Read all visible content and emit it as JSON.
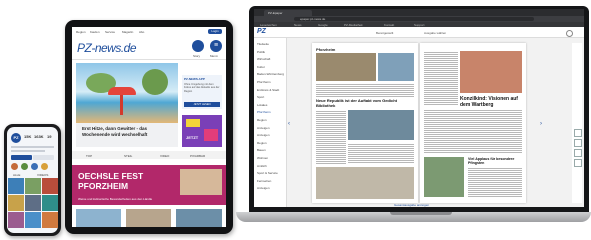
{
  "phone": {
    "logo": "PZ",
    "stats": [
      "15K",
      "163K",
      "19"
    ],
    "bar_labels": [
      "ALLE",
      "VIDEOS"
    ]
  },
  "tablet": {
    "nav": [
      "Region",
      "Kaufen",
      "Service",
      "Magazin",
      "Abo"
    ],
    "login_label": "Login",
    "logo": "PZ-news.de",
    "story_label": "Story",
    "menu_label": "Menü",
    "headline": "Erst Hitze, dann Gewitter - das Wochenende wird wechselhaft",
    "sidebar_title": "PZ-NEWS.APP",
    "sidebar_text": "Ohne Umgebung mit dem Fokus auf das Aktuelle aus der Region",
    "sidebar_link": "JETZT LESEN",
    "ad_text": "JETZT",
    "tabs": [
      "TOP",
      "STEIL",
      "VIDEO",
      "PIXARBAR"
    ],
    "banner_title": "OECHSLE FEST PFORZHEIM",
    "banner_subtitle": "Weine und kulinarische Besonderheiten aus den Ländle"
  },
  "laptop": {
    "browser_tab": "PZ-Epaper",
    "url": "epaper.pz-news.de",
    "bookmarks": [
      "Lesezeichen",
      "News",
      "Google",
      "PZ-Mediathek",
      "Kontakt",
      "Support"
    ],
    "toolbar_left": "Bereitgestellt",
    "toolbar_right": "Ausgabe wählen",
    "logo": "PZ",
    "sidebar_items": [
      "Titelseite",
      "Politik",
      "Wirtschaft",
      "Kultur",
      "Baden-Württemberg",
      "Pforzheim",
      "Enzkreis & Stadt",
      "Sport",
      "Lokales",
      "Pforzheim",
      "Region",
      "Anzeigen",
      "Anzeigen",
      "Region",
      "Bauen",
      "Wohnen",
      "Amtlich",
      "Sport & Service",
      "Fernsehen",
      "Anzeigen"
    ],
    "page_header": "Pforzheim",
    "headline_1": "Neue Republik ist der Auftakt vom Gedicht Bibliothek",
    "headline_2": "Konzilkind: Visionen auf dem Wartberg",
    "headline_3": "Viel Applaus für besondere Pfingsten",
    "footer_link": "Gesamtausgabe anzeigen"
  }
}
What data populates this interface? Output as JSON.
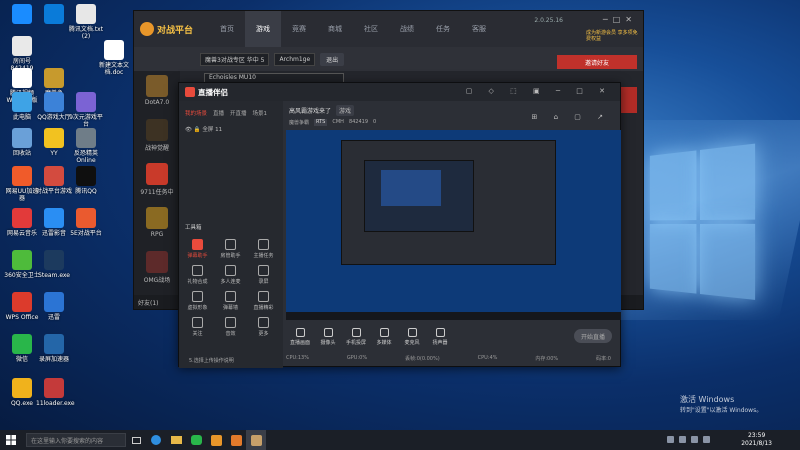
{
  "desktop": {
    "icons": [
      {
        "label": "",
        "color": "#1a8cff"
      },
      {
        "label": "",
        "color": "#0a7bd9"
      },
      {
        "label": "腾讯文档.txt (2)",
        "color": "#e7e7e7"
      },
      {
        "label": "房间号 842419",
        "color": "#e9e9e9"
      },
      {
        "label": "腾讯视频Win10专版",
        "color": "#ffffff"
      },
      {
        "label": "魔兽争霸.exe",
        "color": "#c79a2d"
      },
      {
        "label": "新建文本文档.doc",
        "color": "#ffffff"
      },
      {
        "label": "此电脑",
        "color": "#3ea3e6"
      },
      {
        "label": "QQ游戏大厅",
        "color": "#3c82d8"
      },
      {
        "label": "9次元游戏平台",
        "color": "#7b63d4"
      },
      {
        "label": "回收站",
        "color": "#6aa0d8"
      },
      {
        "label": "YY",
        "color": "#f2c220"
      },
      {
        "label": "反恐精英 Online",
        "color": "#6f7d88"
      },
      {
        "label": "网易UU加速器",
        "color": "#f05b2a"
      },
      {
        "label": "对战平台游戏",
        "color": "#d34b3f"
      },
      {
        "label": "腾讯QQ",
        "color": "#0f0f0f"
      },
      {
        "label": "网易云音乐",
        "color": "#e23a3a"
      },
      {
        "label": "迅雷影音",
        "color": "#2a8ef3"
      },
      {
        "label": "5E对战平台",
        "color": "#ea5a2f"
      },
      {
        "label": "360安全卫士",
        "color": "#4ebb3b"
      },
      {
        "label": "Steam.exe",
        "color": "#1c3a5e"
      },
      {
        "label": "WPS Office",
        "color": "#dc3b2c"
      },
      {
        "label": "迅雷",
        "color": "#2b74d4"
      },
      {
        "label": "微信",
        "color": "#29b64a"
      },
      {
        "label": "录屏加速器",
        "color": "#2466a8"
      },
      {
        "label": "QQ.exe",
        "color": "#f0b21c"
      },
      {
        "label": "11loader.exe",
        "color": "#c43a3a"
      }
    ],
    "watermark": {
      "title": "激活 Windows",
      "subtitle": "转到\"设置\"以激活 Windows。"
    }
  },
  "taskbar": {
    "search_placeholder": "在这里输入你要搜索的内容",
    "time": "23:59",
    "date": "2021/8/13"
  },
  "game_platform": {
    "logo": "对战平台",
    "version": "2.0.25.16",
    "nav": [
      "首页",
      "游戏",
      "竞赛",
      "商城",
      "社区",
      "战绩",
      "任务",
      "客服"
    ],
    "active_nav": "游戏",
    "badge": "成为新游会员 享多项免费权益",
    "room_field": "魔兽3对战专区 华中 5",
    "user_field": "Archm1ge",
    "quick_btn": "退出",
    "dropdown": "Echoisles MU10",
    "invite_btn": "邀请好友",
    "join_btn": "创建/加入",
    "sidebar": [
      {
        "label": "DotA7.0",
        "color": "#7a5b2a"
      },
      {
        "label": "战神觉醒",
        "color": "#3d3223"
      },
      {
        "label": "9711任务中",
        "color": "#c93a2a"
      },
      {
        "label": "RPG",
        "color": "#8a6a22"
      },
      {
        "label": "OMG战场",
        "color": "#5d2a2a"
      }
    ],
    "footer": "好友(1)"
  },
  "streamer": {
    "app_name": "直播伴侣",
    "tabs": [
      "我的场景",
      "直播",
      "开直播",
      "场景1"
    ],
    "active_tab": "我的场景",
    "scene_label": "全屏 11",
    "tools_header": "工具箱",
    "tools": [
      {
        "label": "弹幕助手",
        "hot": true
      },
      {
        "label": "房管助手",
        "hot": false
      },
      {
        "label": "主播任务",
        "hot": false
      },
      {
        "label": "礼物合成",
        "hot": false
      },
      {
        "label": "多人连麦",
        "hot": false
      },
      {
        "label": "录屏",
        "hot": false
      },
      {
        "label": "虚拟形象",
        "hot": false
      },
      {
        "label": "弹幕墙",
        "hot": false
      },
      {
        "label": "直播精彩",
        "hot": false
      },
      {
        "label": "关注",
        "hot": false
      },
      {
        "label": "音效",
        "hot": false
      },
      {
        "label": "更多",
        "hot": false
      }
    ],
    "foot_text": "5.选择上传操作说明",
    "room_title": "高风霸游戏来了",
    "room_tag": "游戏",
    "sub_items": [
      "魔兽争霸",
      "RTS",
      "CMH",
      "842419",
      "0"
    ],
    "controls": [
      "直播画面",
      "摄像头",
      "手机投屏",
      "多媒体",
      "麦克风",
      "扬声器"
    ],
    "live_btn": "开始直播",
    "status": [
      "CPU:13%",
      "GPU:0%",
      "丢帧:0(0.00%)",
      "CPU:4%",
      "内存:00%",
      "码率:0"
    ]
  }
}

* Description of the task
Output the data exactly. Pictures don't belong in the result.

* Complete answer
Read all visible content and emit it as JSON.
{
  "phone": {
    "logo": "PZ",
    "stats": [
      "15K",
      "163K",
      "19"
    ],
    "bar_labels": [
      "ALLE",
      "VIDEOS"
    ]
  },
  "tablet": {
    "nav": [
      "Region",
      "Kaufen",
      "Service",
      "Magazin",
      "Abo"
    ],
    "login_label": "Login",
    "logo": "PZ-news.de",
    "story_label": "Story",
    "menu_label": "Menü",
    "headline": "Erst Hitze, dann Gewitter - das Wochenende wird wechselhaft",
    "sidebar_title": "PZ-NEWS.APP",
    "sidebar_text": "Ohne Umgebung mit dem Fokus auf das Aktuelle aus der Region",
    "sidebar_link": "JETZT LESEN",
    "ad_text": "JETZT",
    "tabs": [
      "TOP",
      "STEIL",
      "VIDEO",
      "PIXARBAR"
    ],
    "banner_title": "OECHSLE FEST PFORZHEIM",
    "banner_subtitle": "Weine und kulinarische Besonderheiten aus den Ländle"
  },
  "laptop": {
    "browser_tab": "PZ-Epaper",
    "url": "epaper.pz-news.de",
    "bookmarks": [
      "Lesezeichen",
      "News",
      "Google",
      "PZ-Mediathek",
      "Kontakt",
      "Support"
    ],
    "toolbar_left": "Bereitgestellt",
    "toolbar_right": "Ausgabe wählen",
    "logo": "PZ",
    "sidebar_items": [
      "Titelseite",
      "Politik",
      "Wirtschaft",
      "Kultur",
      "Baden-Württemberg",
      "Pforzheim",
      "Enzkreis & Stadt",
      "Sport",
      "Lokales",
      "Pforzheim",
      "Region",
      "Anzeigen",
      "Anzeigen",
      "Region",
      "Bauen",
      "Wohnen",
      "Amtlich",
      "Sport & Service",
      "Fernsehen",
      "Anzeigen"
    ],
    "page_header": "Pforzheim",
    "headline_1": "Neue Republik ist der Auftakt vom Gedicht Bibliothek",
    "headline_2": "Konzilkind: Visionen auf dem Wartberg",
    "headline_3": "Viel Applaus für besondere Pfingsten",
    "footer_link": "Gesamtausgabe anzeigen"
  }
}
What data populates this interface? Output as JSON.
{
  "desktop": {
    "icons": [
      {
        "label": "",
        "color": "#1a8cff"
      },
      {
        "label": "",
        "color": "#0a7bd9"
      },
      {
        "label": "腾讯文档.txt (2)",
        "color": "#e7e7e7"
      },
      {
        "label": "房间号 842419",
        "color": "#e9e9e9"
      },
      {
        "label": "腾讯视频Win10专版",
        "color": "#ffffff"
      },
      {
        "label": "魔兽争霸.exe",
        "color": "#c79a2d"
      },
      {
        "label": "新建文本文档.doc",
        "color": "#ffffff"
      },
      {
        "label": "此电脑",
        "color": "#3ea3e6"
      },
      {
        "label": "QQ游戏大厅",
        "color": "#3c82d8"
      },
      {
        "label": "9次元游戏平台",
        "color": "#7b63d4"
      },
      {
        "label": "回收站",
        "color": "#6aa0d8"
      },
      {
        "label": "YY",
        "color": "#f2c220"
      },
      {
        "label": "反恐精英 Online",
        "color": "#6f7d88"
      },
      {
        "label": "网易UU加速器",
        "color": "#f05b2a"
      },
      {
        "label": "对战平台游戏",
        "color": "#d34b3f"
      },
      {
        "label": "腾讯QQ",
        "color": "#0f0f0f"
      },
      {
        "label": "网易云音乐",
        "color": "#e23a3a"
      },
      {
        "label": "迅雷影音",
        "color": "#2a8ef3"
      },
      {
        "label": "5E对战平台",
        "color": "#ea5a2f"
      },
      {
        "label": "360安全卫士",
        "color": "#4ebb3b"
      },
      {
        "label": "Steam.exe",
        "color": "#1c3a5e"
      },
      {
        "label": "WPS Office",
        "color": "#dc3b2c"
      },
      {
        "label": "迅雷",
        "color": "#2b74d4"
      },
      {
        "label": "微信",
        "color": "#29b64a"
      },
      {
        "label": "录屏加速器",
        "color": "#2466a8"
      },
      {
        "label": "QQ.exe",
        "color": "#f0b21c"
      },
      {
        "label": "11loader.exe",
        "color": "#c43a3a"
      }
    ],
    "watermark": {
      "title": "激活 Windows",
      "subtitle": "转到\"设置\"以激活 Windows。"
    }
  },
  "taskbar": {
    "search_placeholder": "在这里输入你要搜索的内容",
    "time": "23:59",
    "date": "2021/8/13"
  },
  "game_platform": {
    "logo": "对战平台",
    "version": "2.0.25.16",
    "nav": [
      "首页",
      "游戏",
      "竞赛",
      "商城",
      "社区",
      "战绩",
      "任务",
      "客服"
    ],
    "active_nav": "游戏",
    "badge": "成为新游会员 享多项免费权益",
    "room_field": "魔兽3对战专区 华中 5",
    "user_field": "Archm1ge",
    "quick_btn": "退出",
    "dropdown": "Echoisles MU10",
    "invite_btn": "邀请好友",
    "join_btn": "创建/加入",
    "sidebar": [
      {
        "label": "DotA7.0",
        "color": "#7a5b2a"
      },
      {
        "label": "战神觉醒",
        "color": "#3d3223"
      },
      {
        "label": "9711任务中",
        "color": "#c93a2a"
      },
      {
        "label": "RPG",
        "color": "#8a6a22"
      },
      {
        "label": "OMG战场",
        "color": "#5d2a2a"
      }
    ],
    "footer": "好友(1)"
  },
  "streamer": {
    "app_name": "直播伴侣",
    "tabs": [
      "我的场景",
      "直播",
      "开直播",
      "场景1"
    ],
    "active_tab": "我的场景",
    "scene_label": "全屏 11",
    "tools_header": "工具箱",
    "tools": [
      {
        "label": "弹幕助手",
        "hot": true
      },
      {
        "label": "房管助手",
        "hot": false
      },
      {
        "label": "主播任务",
        "hot": false
      },
      {
        "label": "礼物合成",
        "hot": false
      },
      {
        "label": "多人连麦",
        "hot": false
      },
      {
        "label": "录屏",
        "hot": false
      },
      {
        "label": "虚拟形象",
        "hot": false
      },
      {
        "label": "弹幕墙",
        "hot": false
      },
      {
        "label": "直播精彩",
        "hot": false
      },
      {
        "label": "关注",
        "hot": false
      },
      {
        "label": "音效",
        "hot": false
      },
      {
        "label": "更多",
        "hot": false
      }
    ],
    "foot_text": "5.选择上传操作说明",
    "room_title": "高风霸游戏来了",
    "room_tag": "游戏",
    "sub_items": [
      "魔兽争霸",
      "RTS",
      "CMH",
      "842419",
      "0"
    ],
    "controls": [
      "直播画面",
      "摄像头",
      "手机投屏",
      "多媒体",
      "麦克风",
      "扬声器"
    ],
    "live_btn": "开始直播",
    "status": [
      "CPU:13%",
      "GPU:0%",
      "丢帧:0(0.00%)",
      "CPU:4%",
      "内存:00%",
      "码率:0"
    ]
  }
}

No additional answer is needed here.